● **Direction**: Below are records; print only the lines from the line containing "What text is on this page?" to the end, both included, reproduced exactly and without the pictures.

● **Records supplied**:
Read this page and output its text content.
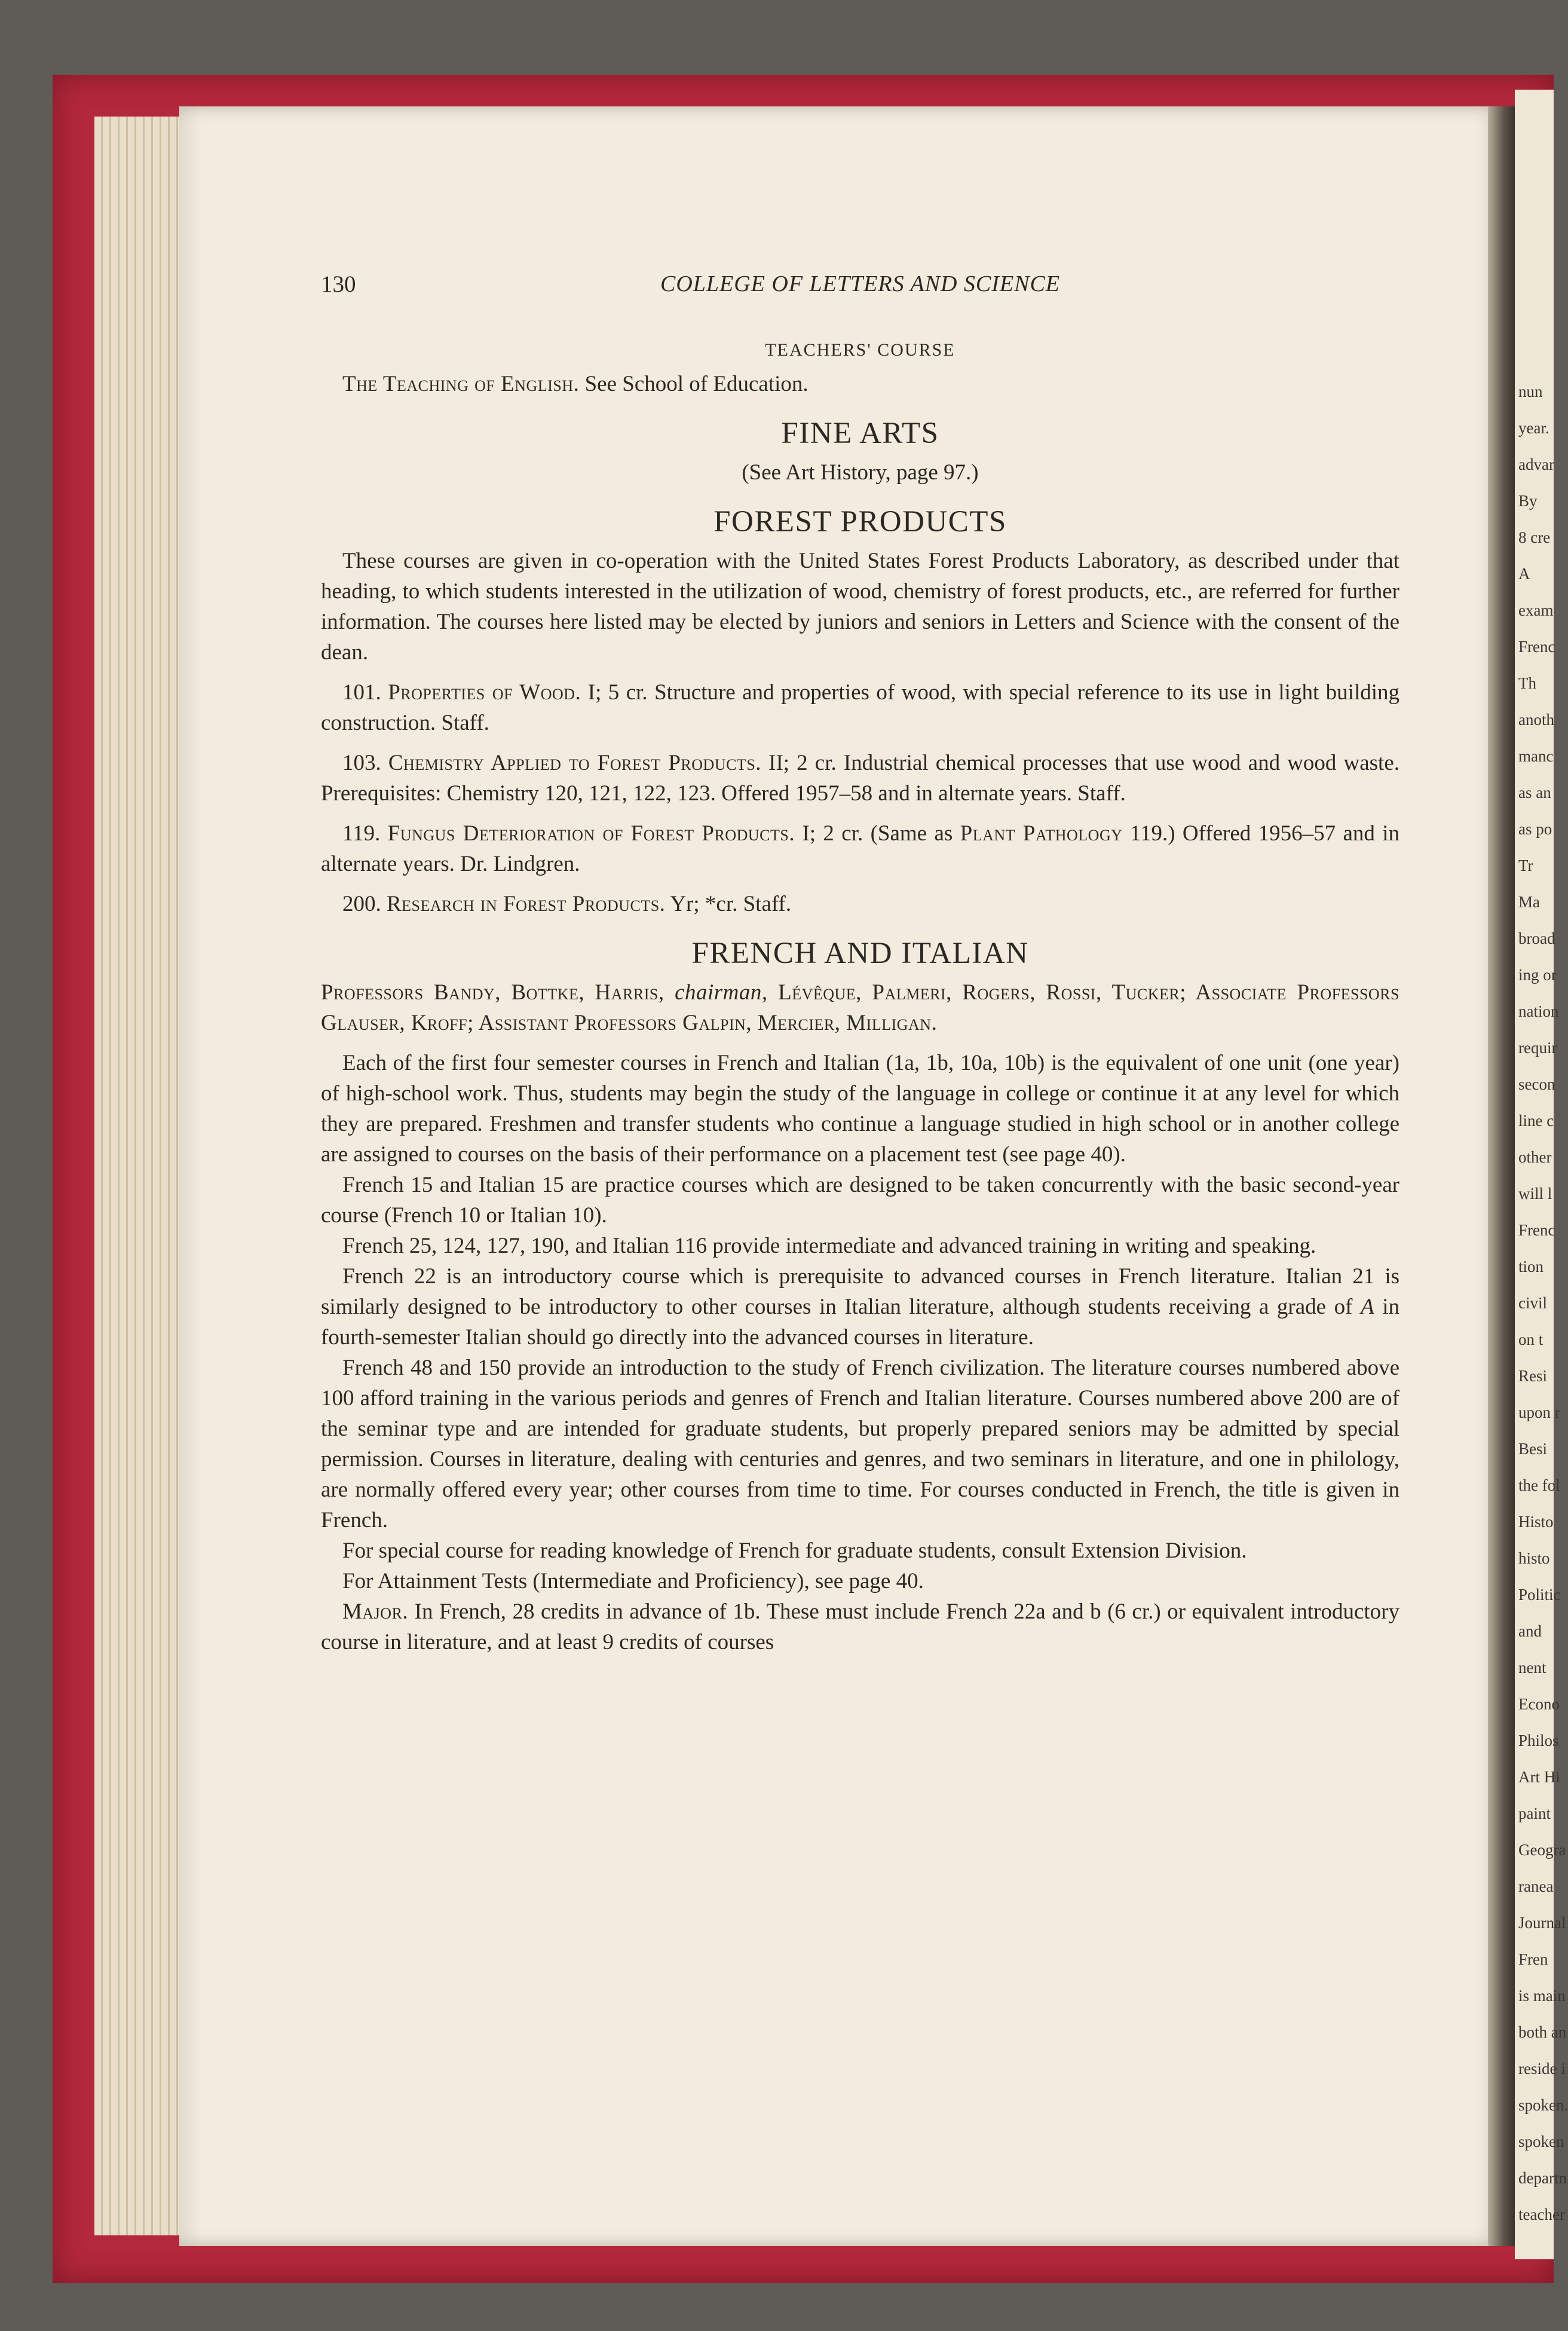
nun
year.
advar
By
8 cre
A
exam
Frenc
Th
anoth
manc
as an
as po
Tr
Ma
broad
ing or
nation
requir
secon
line c
other
will l
Frenc
tion
civil
on t
Resi
upon r
Besi
the fol
Histo
histo
Politic
and
nent
Econo
Philos
Art Hi
paint
Geogra
ranea
Journal
Fren
is main
both an
reside i
spoken.
spoken
departn
teacher
130	COLLEGE OF LETTERS AND SCIENCE
TEACHERS' COURSE

The Teaching of English. See School of Education.

FINE ARTS
(See Art History, page 97.)
FOREST PRODUCTS

These courses are given in co-operation with the United States Forest Products Laboratory, as described under that heading, to which students interested in the utilization of wood, chemistry of forest products, etc., are referred for further information. The courses here listed may be elected by juniors and seniors in Letters and Science with the consent of the dean.

101. Properties of Wood. I; 5 cr. Structure and properties of wood, with special reference to its use in light building construction. Staff.

103. Chemistry Applied to Forest Products. II; 2 cr. Industrial chemical processes that use wood and wood waste. Prerequisites: Chemistry 120, 121, 122, 123. Offered 1957–58 and in alternate years. Staff.

119. Fungus Deterioration of Forest Products. I; 2 cr. (Same as Plant Pathology 119.) Offered 1956–57 and in alternate years. Dr. Lindgren.

200. Research in Forest Products. Yr; *cr. Staff.

FRENCH AND ITALIAN

Professors Bandy, Bottke, Harris, chairman, Lévêque, Palmeri, Rogers, Rossi, Tucker; Associate Professors Glauser, Kroff; Assistant Professors Galpin, Mercier, Milligan.

Each of the first four semester courses in French and Italian (1a, 1b, 10a, 10b) is the equivalent of one unit (one year) of high-school work. Thus, students may begin the study of the language in college or continue it at any level for which they are prepared. Freshmen and transfer students who continue a language studied in high school or in another college are assigned to courses on the basis of their performance on a placement test (see page 40).

French 15 and Italian 15 are practice courses which are designed to be taken concurrently with the basic second-year course (French 10 or Italian 10).

French 25, 124, 127, 190, and Italian 116 provide intermediate and advanced training in writing and speaking.

French 22 is an introductory course which is prerequisite to advanced courses in French literature. Italian 21 is similarly designed to be introductory to other courses in Italian literature, although students receiving a grade of A in fourth-semester Italian should go directly into the advanced courses in literature.

French 48 and 150 provide an introduction to the study of French civilization. The literature courses numbered above 100 afford training in the various periods and genres of French and Italian literature. Courses numbered above 200 are of the seminar type and are intended for graduate students, but properly prepared seniors may be admitted by special permission. Courses in literature, dealing with centuries and genres, and two seminars in literature, and one in philology, are normally offered every year; other courses from time to time. For courses conducted in French, the title is given in French.

For special course for reading knowledge of French for graduate students, consult Extension Division.

For Attainment Tests (Intermediate and Proficiency), see page 40.

Major. In French, 28 credits in advance of 1b. These must include French 22a and b (6 cr.) or equivalent introductory course in literature, and at least 9 credits of courses
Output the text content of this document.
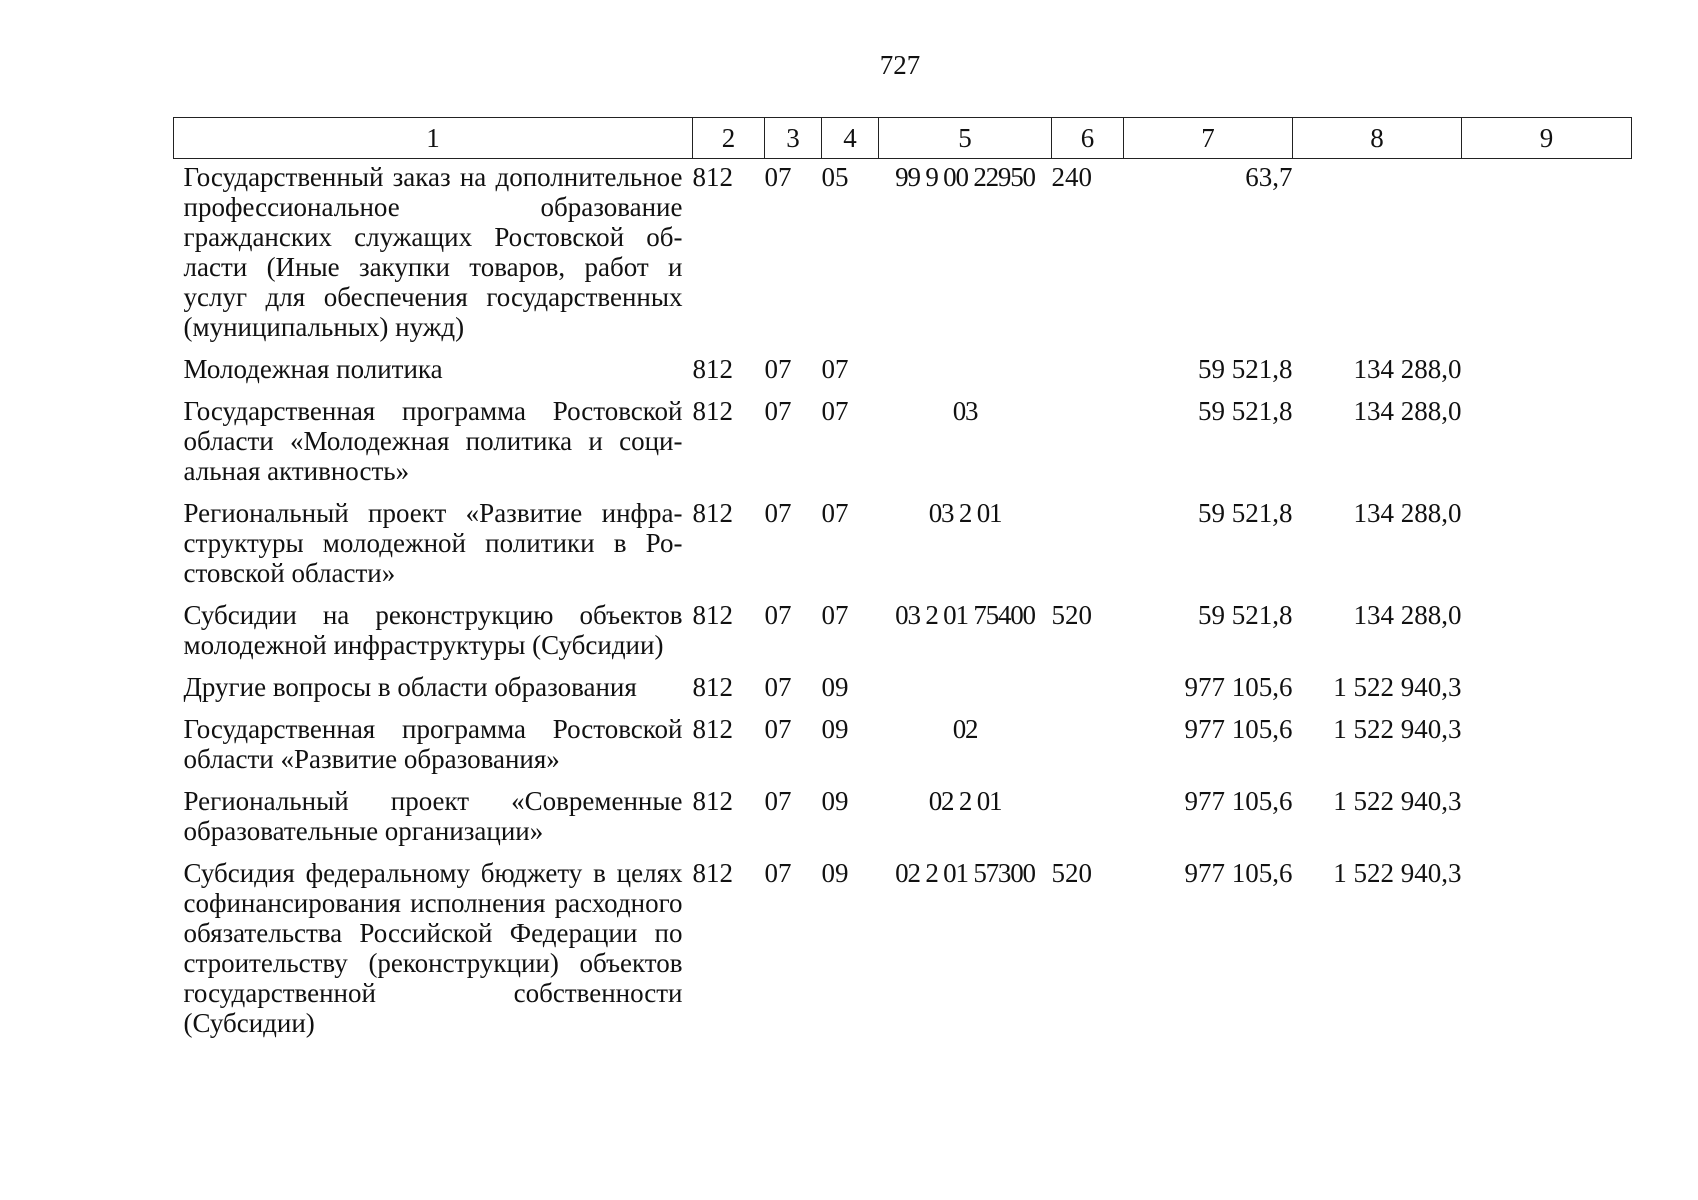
727
1	2	3	4	5	6	7	8	9
Государственный заказ на дополнительное профессиональное образование гражданских служащих Ростовской области (Иные закупки товаров, работ и услуг для обеспечения государственных (муниципальных) нужд)	812	07	05	99 9 00 22950	240	63,7		
Молодежная политика	812	07	07			59 521,8	134 288,0	
Государственная программа Ростовской области «Молодежная политика и социальная активность»	812	07	07	03		59 521,8	134 288,0	
Региональный проект «Развитие инфраструктуры молодежной политики в Ростовской области»	812	07	07	03 2 01		59 521,8	134 288,0	
Субсидии на реконструкцию объектов молодежной инфраструктуры (Субсидии)	812	07	07	03 2 01 75400	520	59 521,8	134 288,0	
Другие вопросы в области образования	812	07	09			977 105,6	1 522 940,3	
Государственная программа Ростовской области «Развитие образования»	812	07	09	02		977 105,6	1 522 940,3	
Региональный проект «Современные образовательные организации»	812	07	09	02 2 01		977 105,6	1 522 940,3	
Субсидия федеральному бюджету в целях софинансирования исполнения расходного обязательства Российской Федерации по строительству (реконструкции) объектов государственной собственности (Субсидии)	812	07	09	02 2 01 57300	520	977 105,6	1 522 940,3	
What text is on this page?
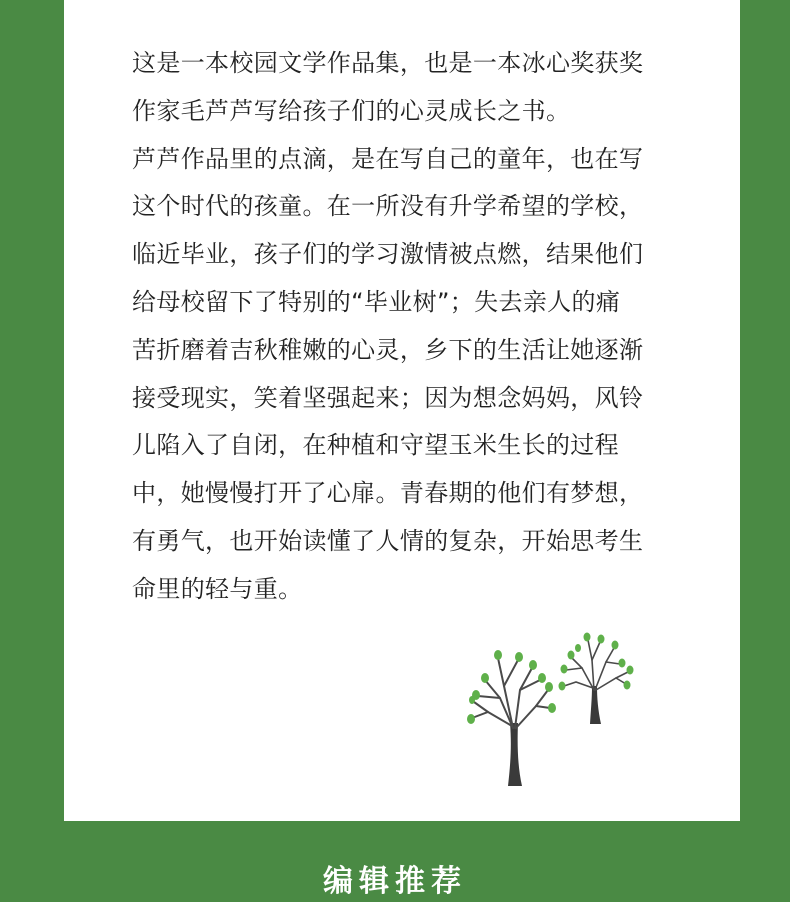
这是一本校园文学作品集，也是一本冰心奖获奖
作家毛芦芦写给孩子们的心灵成长之书。
芦芦作品里的点滴，是在写自己的童年，也在写
这个时代的孩童。在一所没有升学希望的学校，
临近毕业，孩子们的学习激情被点燃，结果他们
给母校留下了特别的“毕业树”；失去亲人的痛
苦折磨着吉秋稚嫩的心灵，乡下的生活让她逐渐
接受现实，笑着坚强起来；因为想念妈妈，风铃
儿陷入了自闭，在种植和守望玉米生长的过程
中，她慢慢打开了心扉。青春期的他们有梦想，
有勇气，也开始读懂了人情的复杂，开始思考生
命里的轻与重。
编辑推荐
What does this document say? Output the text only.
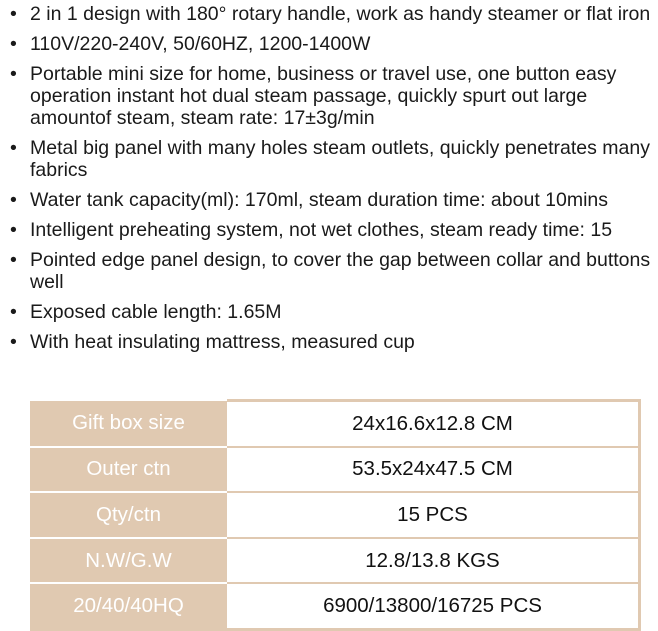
• 2 in 1 design with 180° rotary handle, work as handy steamer or flat iron
• 110V/220-240V, 50/60HZ, 1200-1400W
• Portable mini size for home, business or travel use, one button easy operation instant hot dual steam passage, quickly spurt out large amountof steam, steam rate: 17±3g/min
• Metal big panel with many holes steam outlets, quickly penetrates many fabrics
• Water tank capacity(ml): 170ml, steam duration time: about 10mins
• Intelligent preheating system, not wet clothes, steam ready time: 15
• Pointed edge panel design, to cover the gap between collar and buttons well
• Exposed cable length: 1.65M
• With heat insulating mattress, measured cup
Gift box size	24x16.6x12.8 CM
Outer ctn	53.5x24x47.5 CM
Qty/ctn	15 PCS
N.W/G.W	12.8/13.8 KGS
20/40/40HQ	6900/13800/16725 PCS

● **Exercise solution**:
What text is on this page?
这是一本校园文学作品集，也是一本冰心奖获奖
作家毛芦芦写给孩子们的心灵成长之书。
芦芦作品里的点滴，是在写自己的童年，也在写
这个时代的孩童。在一所没有升学希望的学校，
临近毕业，孩子们的学习激情被点燃，结果他们
给母校留下了特别的“毕业树”；失去亲人的痛
苦折磨着吉秋稚嫩的心灵，乡下的生活让她逐渐
接受现实，笑着坚强起来；因为想念妈妈，风铃
儿陷入了自闭，在种植和守望玉米生长的过程
中，她慢慢打开了心扉。青春期的他们有梦想，
有勇气，也开始读懂了人情的复杂，开始思考生
命里的轻与重。
编辑推荐
What does this document say? Output the text only.
• 2 in 1 design with 180° rotary handle, work as handy steamer or flat iron
• 110V/220-240V, 50/60HZ, 1200-1400W
• Portable mini size for home, business or travel use, one button easy operation instant hot dual steam passage, quickly spurt out large amountof steam, steam rate: 17±3g/min
• Metal big panel with many holes steam outlets, quickly penetrates many fabrics
• Water tank capacity(ml): 170ml, steam duration time: about 10mins
• Intelligent preheating system, not wet clothes, steam ready time: 15
• Pointed edge panel design, to cover the gap between collar and buttons well
• Exposed cable length: 1.65M
• With heat insulating mattress, measured cup
Gift box size	24x16.6x12.8 CM
Outer ctn	53.5x24x47.5 CM
Qty/ctn	15 PCS
N.W/G.W	12.8/13.8 KGS
20/40/40HQ	6900/13800/16725 PCS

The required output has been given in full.